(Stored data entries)
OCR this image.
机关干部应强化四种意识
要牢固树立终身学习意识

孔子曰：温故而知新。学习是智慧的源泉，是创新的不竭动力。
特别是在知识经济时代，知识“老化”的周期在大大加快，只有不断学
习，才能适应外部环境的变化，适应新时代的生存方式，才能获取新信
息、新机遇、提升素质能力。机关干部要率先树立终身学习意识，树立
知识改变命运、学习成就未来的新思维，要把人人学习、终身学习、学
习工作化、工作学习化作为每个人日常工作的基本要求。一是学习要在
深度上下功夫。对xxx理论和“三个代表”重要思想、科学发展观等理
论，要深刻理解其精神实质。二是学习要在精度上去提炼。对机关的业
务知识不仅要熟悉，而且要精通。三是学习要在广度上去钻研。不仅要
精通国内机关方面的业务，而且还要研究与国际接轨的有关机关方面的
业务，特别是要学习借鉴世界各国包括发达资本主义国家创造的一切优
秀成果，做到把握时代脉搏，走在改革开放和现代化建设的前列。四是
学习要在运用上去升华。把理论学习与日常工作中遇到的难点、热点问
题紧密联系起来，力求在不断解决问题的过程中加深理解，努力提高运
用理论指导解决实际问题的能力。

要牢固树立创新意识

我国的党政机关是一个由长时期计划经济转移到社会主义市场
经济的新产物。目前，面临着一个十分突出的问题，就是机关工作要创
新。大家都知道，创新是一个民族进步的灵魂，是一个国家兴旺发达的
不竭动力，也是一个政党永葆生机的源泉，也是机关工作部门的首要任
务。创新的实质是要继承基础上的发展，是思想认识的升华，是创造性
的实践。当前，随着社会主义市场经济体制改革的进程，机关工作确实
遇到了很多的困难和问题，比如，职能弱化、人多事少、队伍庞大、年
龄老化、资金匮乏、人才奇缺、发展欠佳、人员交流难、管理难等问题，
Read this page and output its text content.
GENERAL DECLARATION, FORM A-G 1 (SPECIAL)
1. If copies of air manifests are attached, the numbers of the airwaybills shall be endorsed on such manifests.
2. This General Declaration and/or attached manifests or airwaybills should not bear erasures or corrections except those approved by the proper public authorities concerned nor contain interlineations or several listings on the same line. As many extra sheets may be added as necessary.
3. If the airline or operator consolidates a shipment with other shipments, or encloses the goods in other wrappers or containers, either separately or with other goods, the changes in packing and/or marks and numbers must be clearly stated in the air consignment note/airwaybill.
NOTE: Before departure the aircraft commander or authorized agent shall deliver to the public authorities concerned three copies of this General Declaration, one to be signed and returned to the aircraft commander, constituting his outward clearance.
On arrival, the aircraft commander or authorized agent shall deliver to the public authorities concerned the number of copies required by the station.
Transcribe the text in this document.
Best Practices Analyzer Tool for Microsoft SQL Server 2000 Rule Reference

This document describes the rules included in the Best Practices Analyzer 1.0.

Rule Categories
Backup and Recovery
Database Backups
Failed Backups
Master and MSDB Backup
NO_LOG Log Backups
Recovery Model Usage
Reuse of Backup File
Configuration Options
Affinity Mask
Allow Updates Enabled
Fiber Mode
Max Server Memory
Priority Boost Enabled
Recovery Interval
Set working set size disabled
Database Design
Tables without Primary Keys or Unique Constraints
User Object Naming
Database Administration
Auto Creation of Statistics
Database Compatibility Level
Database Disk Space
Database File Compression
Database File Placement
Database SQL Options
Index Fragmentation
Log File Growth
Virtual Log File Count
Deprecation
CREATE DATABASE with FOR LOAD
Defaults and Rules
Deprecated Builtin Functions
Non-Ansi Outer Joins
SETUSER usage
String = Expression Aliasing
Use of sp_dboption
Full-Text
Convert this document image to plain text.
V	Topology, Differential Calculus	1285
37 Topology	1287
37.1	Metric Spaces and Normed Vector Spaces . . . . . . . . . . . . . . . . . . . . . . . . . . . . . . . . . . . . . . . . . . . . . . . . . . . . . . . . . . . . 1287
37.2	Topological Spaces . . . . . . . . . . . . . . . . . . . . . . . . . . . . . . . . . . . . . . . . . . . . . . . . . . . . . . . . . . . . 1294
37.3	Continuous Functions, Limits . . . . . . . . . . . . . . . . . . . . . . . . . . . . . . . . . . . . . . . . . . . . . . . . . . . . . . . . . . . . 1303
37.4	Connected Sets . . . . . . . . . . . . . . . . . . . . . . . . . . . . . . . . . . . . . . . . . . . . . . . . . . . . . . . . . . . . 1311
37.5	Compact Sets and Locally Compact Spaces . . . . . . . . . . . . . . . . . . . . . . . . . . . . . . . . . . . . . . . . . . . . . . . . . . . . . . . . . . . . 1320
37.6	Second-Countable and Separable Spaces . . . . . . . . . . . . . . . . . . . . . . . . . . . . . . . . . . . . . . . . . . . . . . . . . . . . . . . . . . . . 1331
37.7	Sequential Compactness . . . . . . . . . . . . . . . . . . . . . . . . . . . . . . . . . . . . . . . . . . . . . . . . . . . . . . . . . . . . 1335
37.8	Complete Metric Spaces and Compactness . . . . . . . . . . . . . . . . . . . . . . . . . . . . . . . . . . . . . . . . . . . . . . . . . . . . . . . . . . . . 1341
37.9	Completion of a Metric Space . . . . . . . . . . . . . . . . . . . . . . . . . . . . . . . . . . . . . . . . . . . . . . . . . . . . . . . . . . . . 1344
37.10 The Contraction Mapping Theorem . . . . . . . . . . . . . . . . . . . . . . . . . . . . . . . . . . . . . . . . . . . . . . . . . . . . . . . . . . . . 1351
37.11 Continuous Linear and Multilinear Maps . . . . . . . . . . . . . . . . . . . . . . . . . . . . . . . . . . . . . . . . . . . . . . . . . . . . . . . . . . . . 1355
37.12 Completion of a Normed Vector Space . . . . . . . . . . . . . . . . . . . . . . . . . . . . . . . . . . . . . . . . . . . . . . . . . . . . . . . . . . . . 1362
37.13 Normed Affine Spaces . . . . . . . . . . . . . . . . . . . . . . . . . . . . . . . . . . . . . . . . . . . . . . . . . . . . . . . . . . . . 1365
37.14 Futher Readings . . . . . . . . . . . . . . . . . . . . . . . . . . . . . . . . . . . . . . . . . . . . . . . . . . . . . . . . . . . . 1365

== THE PROBLEM ==
Within the listing above, find every line containing the string "document" and return it.

== RESULT ==
Transcribe the text in this document.
This document describes the rules included in the Best Practices Analyzer 1.0.
Convert this document image to plain text.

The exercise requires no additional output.